▸ **STATED EXERCISE**
Reproduce the records that follow in full, excluding any picture they contain.

====== GIVEN DATA

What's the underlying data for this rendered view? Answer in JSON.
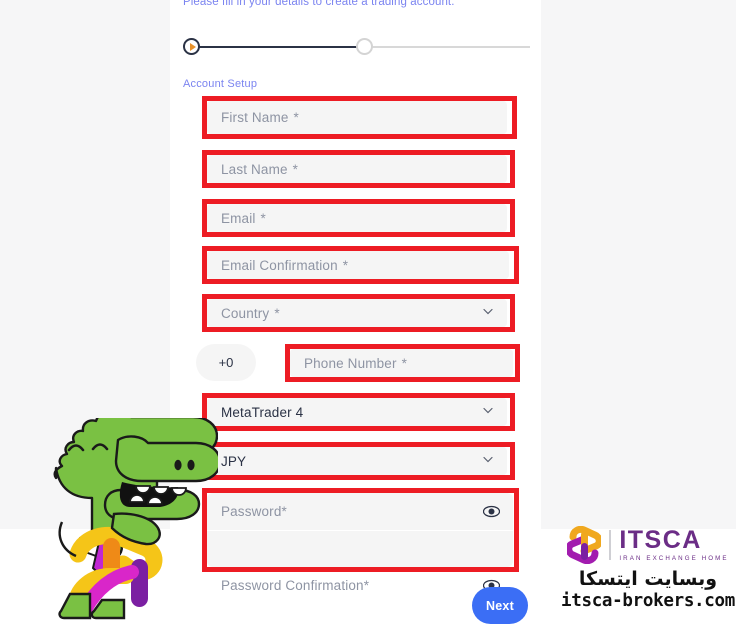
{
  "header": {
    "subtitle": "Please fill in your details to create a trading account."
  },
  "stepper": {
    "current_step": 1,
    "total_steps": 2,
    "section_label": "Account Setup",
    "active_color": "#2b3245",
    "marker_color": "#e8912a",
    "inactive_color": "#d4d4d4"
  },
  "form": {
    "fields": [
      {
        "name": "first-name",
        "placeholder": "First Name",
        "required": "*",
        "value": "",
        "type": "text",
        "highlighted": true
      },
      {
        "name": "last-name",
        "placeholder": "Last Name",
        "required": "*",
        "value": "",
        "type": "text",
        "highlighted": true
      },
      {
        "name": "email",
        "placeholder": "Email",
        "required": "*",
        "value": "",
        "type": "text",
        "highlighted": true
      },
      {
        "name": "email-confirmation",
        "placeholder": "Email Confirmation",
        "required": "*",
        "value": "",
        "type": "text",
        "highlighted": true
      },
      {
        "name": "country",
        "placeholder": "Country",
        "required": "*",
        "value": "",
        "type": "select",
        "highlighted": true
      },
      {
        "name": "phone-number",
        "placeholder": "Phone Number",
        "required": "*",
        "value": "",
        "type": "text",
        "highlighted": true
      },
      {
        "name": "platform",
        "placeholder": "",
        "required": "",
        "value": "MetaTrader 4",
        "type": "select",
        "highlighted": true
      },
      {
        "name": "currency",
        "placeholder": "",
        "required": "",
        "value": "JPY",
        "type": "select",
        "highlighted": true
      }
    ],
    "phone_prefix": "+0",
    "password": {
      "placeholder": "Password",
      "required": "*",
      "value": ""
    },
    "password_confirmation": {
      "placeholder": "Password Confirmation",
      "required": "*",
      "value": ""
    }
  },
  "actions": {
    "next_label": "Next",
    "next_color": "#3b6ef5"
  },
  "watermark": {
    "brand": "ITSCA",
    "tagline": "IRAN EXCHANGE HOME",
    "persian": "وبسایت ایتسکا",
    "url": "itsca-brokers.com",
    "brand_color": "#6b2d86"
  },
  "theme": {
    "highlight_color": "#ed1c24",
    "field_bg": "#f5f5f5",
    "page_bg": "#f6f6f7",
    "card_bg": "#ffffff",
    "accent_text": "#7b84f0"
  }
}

============

▸ **EXERCISE OUTPUT**
What's the underlying data for this rendered view? Answer in JSON.
{
  "header": {
    "subtitle": "Please fill in your details to create a trading account."
  },
  "stepper": {
    "current_step": 1,
    "total_steps": 2,
    "section_label": "Account Setup",
    "active_color": "#2b3245",
    "marker_color": "#e8912a",
    "inactive_color": "#d4d4d4"
  },
  "form": {
    "fields": [
      {
        "name": "first-name",
        "placeholder": "First Name",
        "required": "*",
        "value": "",
        "type": "text",
        "highlighted": true
      },
      {
        "name": "last-name",
        "placeholder": "Last Name",
        "required": "*",
        "value": "",
        "type": "text",
        "highlighted": true
      },
      {
        "name": "email",
        "placeholder": "Email",
        "required": "*",
        "value": "",
        "type": "text",
        "highlighted": true
      },
      {
        "name": "email-confirmation",
        "placeholder": "Email Confirmation",
        "required": "*",
        "value": "",
        "type": "text",
        "highlighted": true
      },
      {
        "name": "country",
        "placeholder": "Country",
        "required": "*",
        "value": "",
        "type": "select",
        "highlighted": true
      },
      {
        "name": "phone-number",
        "placeholder": "Phone Number",
        "required": "*",
        "value": "",
        "type": "text",
        "highlighted": true
      },
      {
        "name": "platform",
        "placeholder": "",
        "required": "",
        "value": "MetaTrader 4",
        "type": "select",
        "highlighted": true
      },
      {
        "name": "currency",
        "placeholder": "",
        "required": "",
        "value": "JPY",
        "type": "select",
        "highlighted": true
      }
    ],
    "phone_prefix": "+0",
    "password": {
      "placeholder": "Password",
      "required": "*",
      "value": ""
    },
    "password_confirmation": {
      "placeholder": "Password Confirmation",
      "required": "*",
      "value": ""
    }
  },
  "actions": {
    "next_label": "Next",
    "next_color": "#3b6ef5"
  },
  "watermark": {
    "brand": "ITSCA",
    "tagline": "IRAN EXCHANGE HOME",
    "persian": "وبسایت ایتسکا",
    "url": "itsca-brokers.com",
    "brand_color": "#6b2d86"
  },
  "theme": {
    "highlight_color": "#ed1c24",
    "field_bg": "#f5f5f5",
    "page_bg": "#f6f6f7",
    "card_bg": "#ffffff",
    "accent_text": "#7b84f0"
  }
}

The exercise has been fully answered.